Information shown >>
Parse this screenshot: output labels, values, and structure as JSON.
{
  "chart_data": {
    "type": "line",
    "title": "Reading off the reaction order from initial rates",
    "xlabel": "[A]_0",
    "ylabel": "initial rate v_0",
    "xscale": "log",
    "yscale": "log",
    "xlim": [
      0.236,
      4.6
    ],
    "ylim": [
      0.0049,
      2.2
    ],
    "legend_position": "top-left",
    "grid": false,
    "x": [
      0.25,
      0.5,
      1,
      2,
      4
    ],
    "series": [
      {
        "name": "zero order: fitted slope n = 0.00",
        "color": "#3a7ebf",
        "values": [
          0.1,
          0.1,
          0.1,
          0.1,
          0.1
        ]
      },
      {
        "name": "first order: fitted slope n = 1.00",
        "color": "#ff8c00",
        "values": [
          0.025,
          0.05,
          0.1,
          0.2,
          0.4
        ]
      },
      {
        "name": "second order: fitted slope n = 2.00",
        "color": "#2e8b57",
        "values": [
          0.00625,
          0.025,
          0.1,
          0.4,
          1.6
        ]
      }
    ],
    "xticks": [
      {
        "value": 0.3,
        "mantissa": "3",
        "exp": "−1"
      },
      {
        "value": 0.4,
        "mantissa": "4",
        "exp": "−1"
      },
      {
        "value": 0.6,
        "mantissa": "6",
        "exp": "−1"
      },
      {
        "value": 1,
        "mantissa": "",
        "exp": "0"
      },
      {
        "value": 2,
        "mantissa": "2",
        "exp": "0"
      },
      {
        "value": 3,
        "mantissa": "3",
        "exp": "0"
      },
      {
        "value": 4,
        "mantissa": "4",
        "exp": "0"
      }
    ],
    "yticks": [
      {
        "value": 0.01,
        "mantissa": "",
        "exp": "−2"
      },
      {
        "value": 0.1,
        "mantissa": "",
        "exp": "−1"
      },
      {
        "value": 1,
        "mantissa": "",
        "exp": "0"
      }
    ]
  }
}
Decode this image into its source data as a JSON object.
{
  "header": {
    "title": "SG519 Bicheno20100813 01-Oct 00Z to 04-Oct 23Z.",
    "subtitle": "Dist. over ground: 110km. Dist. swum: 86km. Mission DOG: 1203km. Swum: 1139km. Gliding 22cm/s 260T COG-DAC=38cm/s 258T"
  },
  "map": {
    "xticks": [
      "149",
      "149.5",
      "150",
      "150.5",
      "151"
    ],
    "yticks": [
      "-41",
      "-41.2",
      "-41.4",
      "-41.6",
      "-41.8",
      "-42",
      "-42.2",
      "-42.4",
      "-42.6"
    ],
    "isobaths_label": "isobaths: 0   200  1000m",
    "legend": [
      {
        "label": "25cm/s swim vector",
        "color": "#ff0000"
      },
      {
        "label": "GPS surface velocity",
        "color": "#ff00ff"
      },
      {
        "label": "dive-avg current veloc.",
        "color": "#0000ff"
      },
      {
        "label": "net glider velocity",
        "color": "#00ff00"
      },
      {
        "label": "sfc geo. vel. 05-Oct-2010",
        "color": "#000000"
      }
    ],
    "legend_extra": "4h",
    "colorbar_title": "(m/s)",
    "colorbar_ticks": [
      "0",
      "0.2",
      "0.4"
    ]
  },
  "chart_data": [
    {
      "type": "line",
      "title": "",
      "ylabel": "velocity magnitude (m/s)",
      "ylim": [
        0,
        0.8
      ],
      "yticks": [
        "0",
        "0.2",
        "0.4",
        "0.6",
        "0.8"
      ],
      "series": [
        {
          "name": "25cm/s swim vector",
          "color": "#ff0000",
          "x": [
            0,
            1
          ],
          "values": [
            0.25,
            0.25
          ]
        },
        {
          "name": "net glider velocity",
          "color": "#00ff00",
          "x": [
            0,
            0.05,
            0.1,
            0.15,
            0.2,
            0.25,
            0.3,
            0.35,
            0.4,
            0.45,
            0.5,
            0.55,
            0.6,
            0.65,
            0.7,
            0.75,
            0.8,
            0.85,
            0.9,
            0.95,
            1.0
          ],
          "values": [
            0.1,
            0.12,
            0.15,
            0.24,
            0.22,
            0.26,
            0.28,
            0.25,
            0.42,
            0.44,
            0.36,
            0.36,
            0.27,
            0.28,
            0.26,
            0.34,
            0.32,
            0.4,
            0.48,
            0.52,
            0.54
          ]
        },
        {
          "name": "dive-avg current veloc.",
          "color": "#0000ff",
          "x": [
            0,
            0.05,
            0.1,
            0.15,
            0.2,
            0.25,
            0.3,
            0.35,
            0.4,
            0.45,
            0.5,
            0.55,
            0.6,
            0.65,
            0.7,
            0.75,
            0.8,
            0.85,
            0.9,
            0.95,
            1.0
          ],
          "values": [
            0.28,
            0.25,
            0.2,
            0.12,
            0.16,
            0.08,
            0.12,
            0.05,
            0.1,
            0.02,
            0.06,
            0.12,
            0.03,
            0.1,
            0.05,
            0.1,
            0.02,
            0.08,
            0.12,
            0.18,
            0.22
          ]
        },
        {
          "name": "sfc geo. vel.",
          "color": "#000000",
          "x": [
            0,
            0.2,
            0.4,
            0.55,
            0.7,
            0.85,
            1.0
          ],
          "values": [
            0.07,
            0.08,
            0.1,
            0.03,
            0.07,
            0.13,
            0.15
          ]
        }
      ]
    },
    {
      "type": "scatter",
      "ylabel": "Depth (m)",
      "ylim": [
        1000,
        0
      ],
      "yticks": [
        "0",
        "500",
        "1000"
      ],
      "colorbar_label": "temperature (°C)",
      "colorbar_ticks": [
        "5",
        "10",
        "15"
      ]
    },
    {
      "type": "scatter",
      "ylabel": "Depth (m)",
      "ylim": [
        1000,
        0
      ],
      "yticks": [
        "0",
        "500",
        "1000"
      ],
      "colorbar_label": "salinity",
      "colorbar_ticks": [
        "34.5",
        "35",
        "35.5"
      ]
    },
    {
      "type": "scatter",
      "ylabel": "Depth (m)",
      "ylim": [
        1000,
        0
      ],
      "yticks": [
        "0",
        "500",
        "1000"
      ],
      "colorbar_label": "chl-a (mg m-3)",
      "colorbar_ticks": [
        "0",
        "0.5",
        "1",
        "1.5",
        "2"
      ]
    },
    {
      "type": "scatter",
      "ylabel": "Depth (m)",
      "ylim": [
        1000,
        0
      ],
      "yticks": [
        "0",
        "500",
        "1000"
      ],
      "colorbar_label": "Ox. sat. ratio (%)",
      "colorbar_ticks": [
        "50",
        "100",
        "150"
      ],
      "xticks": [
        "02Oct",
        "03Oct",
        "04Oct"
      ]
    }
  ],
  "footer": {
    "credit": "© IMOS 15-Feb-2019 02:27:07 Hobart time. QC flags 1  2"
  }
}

Instructions for the task >> Tell how many lines of the data above hold the string "current". Give only the number.

Written reply >> 2